### Exercise objective:
Your task is to print all of the data word for word.

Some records
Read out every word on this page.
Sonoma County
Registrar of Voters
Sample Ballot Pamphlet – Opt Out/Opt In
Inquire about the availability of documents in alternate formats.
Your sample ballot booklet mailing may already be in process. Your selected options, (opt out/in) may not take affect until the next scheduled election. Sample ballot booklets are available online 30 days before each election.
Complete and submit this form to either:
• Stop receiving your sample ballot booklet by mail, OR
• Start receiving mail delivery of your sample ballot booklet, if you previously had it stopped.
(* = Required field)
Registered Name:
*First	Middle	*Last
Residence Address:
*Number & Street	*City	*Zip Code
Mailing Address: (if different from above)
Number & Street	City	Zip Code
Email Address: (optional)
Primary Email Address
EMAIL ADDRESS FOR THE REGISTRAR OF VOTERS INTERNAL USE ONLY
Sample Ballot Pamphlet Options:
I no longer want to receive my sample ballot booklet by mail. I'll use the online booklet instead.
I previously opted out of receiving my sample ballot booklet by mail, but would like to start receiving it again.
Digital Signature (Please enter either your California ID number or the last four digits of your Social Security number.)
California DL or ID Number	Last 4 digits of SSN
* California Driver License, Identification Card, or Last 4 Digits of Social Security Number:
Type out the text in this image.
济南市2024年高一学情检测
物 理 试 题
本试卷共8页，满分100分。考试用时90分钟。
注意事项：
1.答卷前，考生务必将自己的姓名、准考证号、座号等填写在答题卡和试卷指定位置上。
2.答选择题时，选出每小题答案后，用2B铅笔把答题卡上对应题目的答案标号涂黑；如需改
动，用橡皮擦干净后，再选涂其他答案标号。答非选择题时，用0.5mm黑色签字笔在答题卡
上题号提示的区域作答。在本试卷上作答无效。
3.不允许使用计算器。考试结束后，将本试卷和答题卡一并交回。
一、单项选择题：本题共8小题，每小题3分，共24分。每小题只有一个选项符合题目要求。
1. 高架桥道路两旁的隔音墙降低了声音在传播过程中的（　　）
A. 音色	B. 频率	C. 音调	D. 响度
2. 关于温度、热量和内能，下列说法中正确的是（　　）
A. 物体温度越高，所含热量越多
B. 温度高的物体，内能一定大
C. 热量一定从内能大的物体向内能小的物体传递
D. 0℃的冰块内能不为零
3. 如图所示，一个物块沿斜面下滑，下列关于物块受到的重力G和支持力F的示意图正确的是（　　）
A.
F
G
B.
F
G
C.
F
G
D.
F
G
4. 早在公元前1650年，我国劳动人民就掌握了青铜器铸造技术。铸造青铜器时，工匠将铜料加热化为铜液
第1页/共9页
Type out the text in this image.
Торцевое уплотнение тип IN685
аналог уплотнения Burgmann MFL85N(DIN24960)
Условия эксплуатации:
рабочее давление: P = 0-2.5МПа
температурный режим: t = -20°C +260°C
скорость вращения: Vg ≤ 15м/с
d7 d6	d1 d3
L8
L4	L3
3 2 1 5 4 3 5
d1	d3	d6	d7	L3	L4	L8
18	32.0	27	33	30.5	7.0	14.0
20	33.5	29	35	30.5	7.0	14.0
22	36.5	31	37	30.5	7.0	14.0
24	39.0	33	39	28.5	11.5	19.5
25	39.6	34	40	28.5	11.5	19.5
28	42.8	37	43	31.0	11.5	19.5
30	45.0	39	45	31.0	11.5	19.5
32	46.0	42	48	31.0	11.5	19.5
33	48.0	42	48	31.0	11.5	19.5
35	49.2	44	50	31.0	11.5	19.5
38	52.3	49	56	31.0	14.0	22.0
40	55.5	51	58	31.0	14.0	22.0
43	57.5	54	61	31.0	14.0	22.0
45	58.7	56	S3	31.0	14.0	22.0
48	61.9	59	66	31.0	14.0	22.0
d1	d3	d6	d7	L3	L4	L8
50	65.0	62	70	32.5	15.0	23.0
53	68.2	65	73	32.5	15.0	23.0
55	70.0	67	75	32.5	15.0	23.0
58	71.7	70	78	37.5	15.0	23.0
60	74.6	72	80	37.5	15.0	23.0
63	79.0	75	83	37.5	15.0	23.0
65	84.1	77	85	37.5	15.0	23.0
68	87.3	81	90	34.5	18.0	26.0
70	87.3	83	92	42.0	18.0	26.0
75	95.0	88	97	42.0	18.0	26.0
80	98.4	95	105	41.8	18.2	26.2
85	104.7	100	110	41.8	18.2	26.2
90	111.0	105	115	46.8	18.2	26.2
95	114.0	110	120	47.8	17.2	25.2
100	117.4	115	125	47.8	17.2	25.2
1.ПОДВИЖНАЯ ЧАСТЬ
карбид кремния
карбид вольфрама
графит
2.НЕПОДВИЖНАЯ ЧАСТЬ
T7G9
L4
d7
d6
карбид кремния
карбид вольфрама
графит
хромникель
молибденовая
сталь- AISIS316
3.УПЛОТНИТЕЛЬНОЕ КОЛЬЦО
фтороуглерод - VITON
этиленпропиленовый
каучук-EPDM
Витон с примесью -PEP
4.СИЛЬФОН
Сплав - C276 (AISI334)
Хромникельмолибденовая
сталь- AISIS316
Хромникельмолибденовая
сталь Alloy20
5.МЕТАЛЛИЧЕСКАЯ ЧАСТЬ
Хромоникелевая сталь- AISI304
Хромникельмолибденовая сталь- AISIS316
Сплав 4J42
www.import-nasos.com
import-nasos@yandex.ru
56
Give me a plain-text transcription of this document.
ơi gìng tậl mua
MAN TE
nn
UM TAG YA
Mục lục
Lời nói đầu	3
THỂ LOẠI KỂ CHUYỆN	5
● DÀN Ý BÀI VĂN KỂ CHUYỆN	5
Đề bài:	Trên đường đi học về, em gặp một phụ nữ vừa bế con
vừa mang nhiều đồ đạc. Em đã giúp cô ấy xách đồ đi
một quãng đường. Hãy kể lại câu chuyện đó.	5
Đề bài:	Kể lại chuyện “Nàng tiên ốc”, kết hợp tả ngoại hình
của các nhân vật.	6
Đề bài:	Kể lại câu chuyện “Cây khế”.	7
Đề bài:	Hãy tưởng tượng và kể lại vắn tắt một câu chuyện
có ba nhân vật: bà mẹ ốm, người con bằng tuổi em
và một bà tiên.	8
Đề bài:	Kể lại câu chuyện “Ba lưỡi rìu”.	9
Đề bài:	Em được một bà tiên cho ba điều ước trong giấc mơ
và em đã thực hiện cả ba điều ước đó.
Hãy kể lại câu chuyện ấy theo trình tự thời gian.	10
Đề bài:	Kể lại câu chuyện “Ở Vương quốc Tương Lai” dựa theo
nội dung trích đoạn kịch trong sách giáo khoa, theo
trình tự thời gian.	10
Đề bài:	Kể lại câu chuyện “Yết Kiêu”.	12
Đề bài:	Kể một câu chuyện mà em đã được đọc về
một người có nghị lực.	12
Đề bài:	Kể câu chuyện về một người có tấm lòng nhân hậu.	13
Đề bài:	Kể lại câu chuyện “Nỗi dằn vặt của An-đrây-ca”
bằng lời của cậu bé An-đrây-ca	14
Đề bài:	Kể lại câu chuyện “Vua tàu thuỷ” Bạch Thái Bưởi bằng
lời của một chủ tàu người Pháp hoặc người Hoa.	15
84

### Worked answer:
Read out every word on this page.
Sonoma County
Registrar of Voters
Sample Ballot Pamphlet – Opt Out/Opt In
Inquire about the availability of documents in alternate formats.
Your sample ballot booklet mailing may already be in process. Your selected options, (opt out/in) may not take affect until the next scheduled election. Sample ballot booklets are available online 30 days before each election.
Complete and submit this form to either:
• Stop receiving your sample ballot booklet by mail, OR
• Start receiving mail delivery of your sample ballot booklet, if you previously had it stopped.
(* = Required field)
Registered Name:
*First	Middle	*Last
Residence Address:
*Number & Street	*City	*Zip Code
Mailing Address: (if different from above)
Number & Street	City	Zip Code
Email Address: (optional)
Primary Email Address
EMAIL ADDRESS FOR THE REGISTRAR OF VOTERS INTERNAL USE ONLY
Sample Ballot Pamphlet Options:
I no longer want to receive my sample ballot booklet by mail. I'll use the online booklet instead.
I previously opted out of receiving my sample ballot booklet by mail, but would like to start receiving it again.
Digital Signature (Please enter either your California ID number or the last four digits of your Social Security number.)
California DL or ID Number	Last 4 digits of SSN
* California Driver License, Identification Card, or Last 4 Digits of Social Security Number:
Type out the text in this image.
济南市2024年高一学情检测
物 理 试 题
本试卷共8页，满分100分。考试用时90分钟。
注意事项：
1.答卷前，考生务必将自己的姓名、准考证号、座号等填写在答题卡和试卷指定位置上。
2.答选择题时，选出每小题答案后，用2B铅笔把答题卡上对应题目的答案标号涂黑；如需改
动，用橡皮擦干净后，再选涂其他答案标号。答非选择题时，用0.5mm黑色签字笔在答题卡
上题号提示的区域作答。在本试卷上作答无效。
3.不允许使用计算器。考试结束后，将本试卷和答题卡一并交回。
一、单项选择题：本题共8小题，每小题3分，共24分。每小题只有一个选项符合题目要求。
1. 高架桥道路两旁的隔音墙降低了声音在传播过程中的（　　）
A. 音色	B. 频率	C. 音调	D. 响度
2. 关于温度、热量和内能，下列说法中正确的是（　　）
A. 物体温度越高，所含热量越多
B. 温度高的物体，内能一定大
C. 热量一定从内能大的物体向内能小的物体传递
D. 0℃的冰块内能不为零
3. 如图所示，一个物块沿斜面下滑，下列关于物块受到的重力G和支持力F的示意图正确的是（　　）
A.
F
G
B.
F
G
C.
F
G
D.
F
G
4. 早在公元前1650年，我国劳动人民就掌握了青铜器铸造技术。铸造青铜器时，工匠将铜料加热化为铜液
第1页/共9页
Type out the text in this image.
Торцевое уплотнение тип IN685
аналог уплотнения Burgmann MFL85N(DIN24960)
Условия эксплуатации:
рабочее давление: P = 0-2.5МПа
температурный режим: t = -20°C +260°C
скорость вращения: Vg ≤ 15м/с
d7 d6	d1 d3
L8
L4	L3
3 2 1 5 4 3 5
d1	d3	d6	d7	L3	L4	L8
18	32.0	27	33	30.5	7.0	14.0
20	33.5	29	35	30.5	7.0	14.0
22	36.5	31	37	30.5	7.0	14.0
24	39.0	33	39	28.5	11.5	19.5
25	39.6	34	40	28.5	11.5	19.5
28	42.8	37	43	31.0	11.5	19.5
30	45.0	39	45	31.0	11.5	19.5
32	46.0	42	48	31.0	11.5	19.5
33	48.0	42	48	31.0	11.5	19.5
35	49.2	44	50	31.0	11.5	19.5
38	52.3	49	56	31.0	14.0	22.0
40	55.5	51	58	31.0	14.0	22.0
43	57.5	54	61	31.0	14.0	22.0
45	58.7	56	S3	31.0	14.0	22.0
48	61.9	59	66	31.0	14.0	22.0
d1	d3	d6	d7	L3	L4	L8
50	65.0	62	70	32.5	15.0	23.0
53	68.2	65	73	32.5	15.0	23.0
55	70.0	67	75	32.5	15.0	23.0
58	71.7	70	78	37.5	15.0	23.0
60	74.6	72	80	37.5	15.0	23.0
63	79.0	75	83	37.5	15.0	23.0
65	84.1	77	85	37.5	15.0	23.0
68	87.3	81	90	34.5	18.0	26.0
70	87.3	83	92	42.0	18.0	26.0
75	95.0	88	97	42.0	18.0	26.0
80	98.4	95	105	41.8	18.2	26.2
85	104.7	100	110	41.8	18.2	26.2
90	111.0	105	115	46.8	18.2	26.2
95	114.0	110	120	47.8	17.2	25.2
100	117.4	115	125	47.8	17.2	25.2
1.ПОДВИЖНАЯ ЧАСТЬ
карбид кремния
карбид вольфрама
графит
2.НЕПОДВИЖНАЯ ЧАСТЬ
T7G9
L4
d7
d6
карбид кремния
карбид вольфрама
графит
хромникель
молибденовая
сталь- AISIS316
3.УПЛОТНИТЕЛЬНОЕ КОЛЬЦО
фтороуглерод - VITON
этиленпропиленовый
каучук-EPDM
Витон с примесью -PEP
4.СИЛЬФОН
Сплав - C276 (AISI334)
Хромникельмолибденовая
сталь- AISIS316
Хромникельмолибденовая
сталь Alloy20
5.МЕТАЛЛИЧЕСКАЯ ЧАСТЬ
Хромоникелевая сталь- AISI304
Хромникельмолибденовая сталь- AISIS316
Сплав 4J42
www.import-nasos.com
import-nasos@yandex.ru
56
Give me a plain-text transcription of this document.
ơi gìng tậl mua
MAN TE
nn
UM TAG YA
Mục lục
Lời nói đầu	3
THỂ LOẠI KỂ CHUYỆN	5
● DÀN Ý BÀI VĂN KỂ CHUYỆN	5
Đề bài:	Trên đường đi học về, em gặp một phụ nữ vừa bế con
vừa mang nhiều đồ đạc. Em đã giúp cô ấy xách đồ đi
một quãng đường. Hãy kể lại câu chuyện đó.	5
Đề bài:	Kể lại chuyện “Nàng tiên ốc”, kết hợp tả ngoại hình
của các nhân vật.	6
Đề bài:	Kể lại câu chuyện “Cây khế”.	7
Đề bài:	Hãy tưởng tượng và kể lại vắn tắt một câu chuyện
có ba nhân vật: bà mẹ ốm, người con bằng tuổi em
và một bà tiên.	8
Đề bài:	Kể lại câu chuyện “Ba lưỡi rìu”.	9
Đề bài:	Em được một bà tiên cho ba điều ước trong giấc mơ
và em đã thực hiện cả ba điều ước đó.
Hãy kể lại câu chuyện ấy theo trình tự thời gian.	10
Đề bài:	Kể lại câu chuyện “Ở Vương quốc Tương Lai” dựa theo
nội dung trích đoạn kịch trong sách giáo khoa, theo
trình tự thời gian.	10
Đề bài:	Kể lại câu chuyện “Yết Kiêu”.	12
Đề bài:	Kể một câu chuyện mà em đã được đọc về
một người có nghị lực.	12
Đề bài:	Kể câu chuyện về một người có tấm lòng nhân hậu.	13
Đề bài:	Kể lại câu chuyện “Nỗi dằn vặt của An-đrây-ca”
bằng lời của cậu bé An-đrây-ca	14
Đề bài:	Kể lại câu chuyện “Vua tàu thuỷ” Bạch Thái Bưởi bằng
lời của một chủ tàu người Pháp hoặc người Hoa.	15
84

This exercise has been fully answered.